- Data section
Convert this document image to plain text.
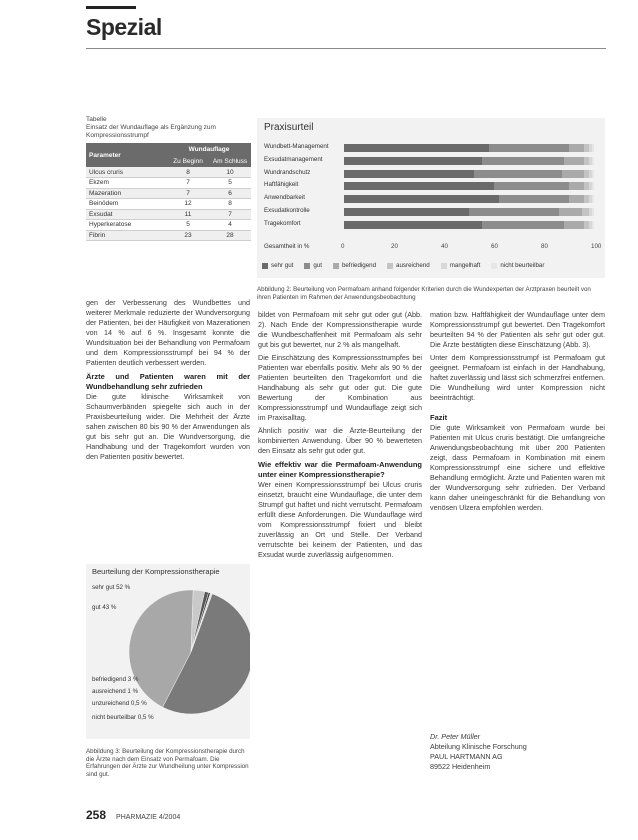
Spezial
Tabelle
Einsatz der Wundauflage als Ergänzung zum Kompressionsstrumpf
Parameter	Wundauflage	
	Zu Beginn	Am Schluss
Ulcus cruris	8	10
Ekzem	7	5
Mazeration	7	6
Beinödem	12	8
Exsudat	11	7
Hyperkeratose	5	4
Fibrin	23	28
Praxisurteil
Wundbett-Management
Exsudatmanagement
Wundrandschutz
Haftfähigkeit
Anwendbarkeit
Exsudatkontrolle
Tragekomfort
Gesamtheit in %	0	20	40	60	80	100
sehr gut	gut	befriedigend	ausreichend	mangelhaft	nicht beurteilbar
Abbildung 2: Beurteilung von Permafoam anhand folgender Kriterien durch die Wundexperten der Arztpraxen beurteilt von ihren Patienten im Rahmen der Anwendungsbeobachtung

gen der Verbesserung des Wundbettes und weiterer Merkmale reduzierte der Wundversorgung der Patienten, bei der Häufigkeit von Mazerationen von 14 % auf 6 %. Insgesamt konnte die Wundsituation bei der Behandlung von Permafoam und dem Kompressionsstrumpf bei 94 % der Patienten deutlich verbessert werden.

Ärzte und Patienten waren mit der Wundbehandlung sehr zufrieden

Die gute klinische Wirksamkeit von Schaumverbänden spiegelte sich auch in der Praxisbeurteilung wider. Die Mehrheit der Ärzte sahen zwischen 80 bis 90 % der Anwendungen als gut bis sehr gut an. Die Wundversorgung, die Handhabung und der Tragekomfort wurden von den Patienten positiv bewertet.

Beurteilung der Kompressionstherapie
sehr gut 52 %
gut 43 %
befriedigend 3 %
ausreichend 1 %
unzureichend 0,5 %
nicht beurteilbar 0,5 %
Abbildung 3: Beurteilung der Kompressionstherapie durch die Ärzte nach dem Einsatz von Permafoam. Die Erfahrungen der Ärzte zur Wundheilung unter Kompression sind gut.

bildet von Permafoam mit sehr gut oder gut (Abb. 2). Nach Ende der Kompressionstherapie wurde die Wundbeschaffenheit mit Permafoam als sehr gut bis gut bewertet, nur 2 % als mangelhaft.

Die Einschätzung des Kompressionsstrumpfes bei Patienten war ebenfalls positiv. Mehr als 90 % der Patienten beurteilten den Tragekomfort und die Handhabung als sehr gut oder gut. Die gute Bewertung der Kombination aus Kompressionsstrumpf und Wundauflage zeigt sich im Praxisalltag.

Ähnlich positiv war die Ärzte-Beurteilung der kombinierten Anwendung. Über 90 % bewerteten den Einsatz als sehr gut oder gut.

Wie effektiv war die Permafoam-Anwendung unter einer Kompressionstherapie?

Wer einen Kompressionsstrumpf bei Ulcus cruris einsetzt, braucht eine Wundauflage, die unter dem Strumpf gut haftet und nicht verrutscht. Permafoam erfüllt diese Anforderungen. Die Wundauflage wird vom Kompressionsstrumpf fixiert und bleibt zuverlässig an Ort und Stelle. Der Verband verrutschte bei keinem der Patienten, und das Exsudat wurde zuverlässig aufgenommen.

mation bzw. Haftfähigkeit der Wundauflage unter dem Kompressionsstrumpf gut bewertet. Den Tragekomfort beurteilten 94 % der Patienten als sehr gut oder gut. Die Ärzte bestätigten diese Einschätzung (Abb. 3).

Unter dem Kompressionsstrumpf ist Permafoam gut geeignet. Permafoam ist einfach in der Handhabung, haftet zuverlässig und lässt sich schmerzfrei entfernen. Die Wundheilung wird unter Kompression nicht beeinträchtigt.

Fazit

Die gute Wirksamkeit von Permafoam wurde bei Patienten mit Ulcus cruris bestätigt. Die umfangreiche Anwendungsbeobachtung mit über 200 Patienten zeigt, dass Permafoam in Kombination mit einem Kompressionsstrumpf eine sichere und effektive Behandlung ermöglicht. Ärzte und Patienten waren mit der Wundversorgung sehr zufrieden. Der Verband kann daher uneingeschränkt für die Behandlung von venösen Ulzera empfohlen werden.

Dr. Peter Müller
Abteilung Klinische Forschung
PAUL HARTMANN AG
89522 Heidenheim
258 PHARMAZIE 4/2004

- Exercise details
None of the pictures should be kept; reproduce all the remaining material exactly.

- Exercise result
Convert this document image to plain text.
Spezial
Tabelle
Einsatz der Wundauflage als Ergänzung zum Kompressionsstrumpf
Parameter	Wundauflage	
	Zu Beginn	Am Schluss
Ulcus cruris	8	10
Ekzem	7	5
Mazeration	7	6
Beinödem	12	8
Exsudat	11	7
Hyperkeratose	5	4
Fibrin	23	28
Praxisurteil
Wundbett-Management
Exsudatmanagement
Wundrandschutz
Haftfähigkeit
Anwendbarkeit
Exsudatkontrolle
Tragekomfort
Gesamtheit in %	0	20	40	60	80	100
sehr gut	gut	befriedigend	ausreichend	mangelhaft	nicht beurteilbar
Abbildung 2: Beurteilung von Permafoam anhand folgender Kriterien durch die Wundexperten der Arztpraxen beurteilt von ihren Patienten im Rahmen der Anwendungsbeobachtung

gen der Verbesserung des Wundbettes und weiterer Merkmale reduzierte der Wundversorgung der Patienten, bei der Häufigkeit von Mazerationen von 14 % auf 6 %. Insgesamt konnte die Wundsituation bei der Behandlung von Permafoam und dem Kompressionsstrumpf bei 94 % der Patienten deutlich verbessert werden.

Ärzte und Patienten waren mit der Wundbehandlung sehr zufrieden

Die gute klinische Wirksamkeit von Schaumverbänden spiegelte sich auch in der Praxisbeurteilung wider. Die Mehrheit der Ärzte sahen zwischen 80 bis 90 % der Anwendungen als gut bis sehr gut an. Die Wundversorgung, die Handhabung und der Tragekomfort wurden von den Patienten positiv bewertet.

Beurteilung der Kompressionstherapie
sehr gut 52 %
gut 43 %
befriedigend 3 %
ausreichend 1 %
unzureichend 0,5 %
nicht beurteilbar 0,5 %
Abbildung 3: Beurteilung der Kompressionstherapie durch die Ärzte nach dem Einsatz von Permafoam. Die Erfahrungen der Ärzte zur Wundheilung unter Kompression sind gut.

bildet von Permafoam mit sehr gut oder gut (Abb. 2). Nach Ende der Kompressionstherapie wurde die Wundbeschaffenheit mit Permafoam als sehr gut bis gut bewertet, nur 2 % als mangelhaft.

Die Einschätzung des Kompressionsstrumpfes bei Patienten war ebenfalls positiv. Mehr als 90 % der Patienten beurteilten den Tragekomfort und die Handhabung als sehr gut oder gut. Die gute Bewertung der Kombination aus Kompressionsstrumpf und Wundauflage zeigt sich im Praxisalltag.

Ähnlich positiv war die Ärzte-Beurteilung der kombinierten Anwendung. Über 90 % bewerteten den Einsatz als sehr gut oder gut.

Wie effektiv war die Permafoam-Anwendung unter einer Kompressionstherapie?

Wer einen Kompressionsstrumpf bei Ulcus cruris einsetzt, braucht eine Wundauflage, die unter dem Strumpf gut haftet und nicht verrutscht. Permafoam erfüllt diese Anforderungen. Die Wundauflage wird vom Kompressionsstrumpf fixiert und bleibt zuverlässig an Ort und Stelle. Der Verband verrutschte bei keinem der Patienten, und das Exsudat wurde zuverlässig aufgenommen.

mation bzw. Haftfähigkeit der Wundauflage unter dem Kompressionsstrumpf gut bewertet. Den Tragekomfort beurteilten 94 % der Patienten als sehr gut oder gut. Die Ärzte bestätigten diese Einschätzung (Abb. 3).

Unter dem Kompressionsstrumpf ist Permafoam gut geeignet. Permafoam ist einfach in der Handhabung, haftet zuverlässig und lässt sich schmerzfrei entfernen. Die Wundheilung wird unter Kompression nicht beeinträchtigt.

Fazit

Die gute Wirksamkeit von Permafoam wurde bei Patienten mit Ulcus cruris bestätigt. Die umfangreiche Anwendungsbeobachtung mit über 200 Patienten zeigt, dass Permafoam in Kombination mit einem Kompressionsstrumpf eine sichere und effektive Behandlung ermöglicht. Ärzte und Patienten waren mit der Wundversorgung sehr zufrieden. Der Verband kann daher uneingeschränkt für die Behandlung von venösen Ulzera empfohlen werden.

Dr. Peter Müller
Abteilung Klinische Forschung
PAUL HARTMANN AG
89522 Heidenheim
258 PHARMAZIE 4/2004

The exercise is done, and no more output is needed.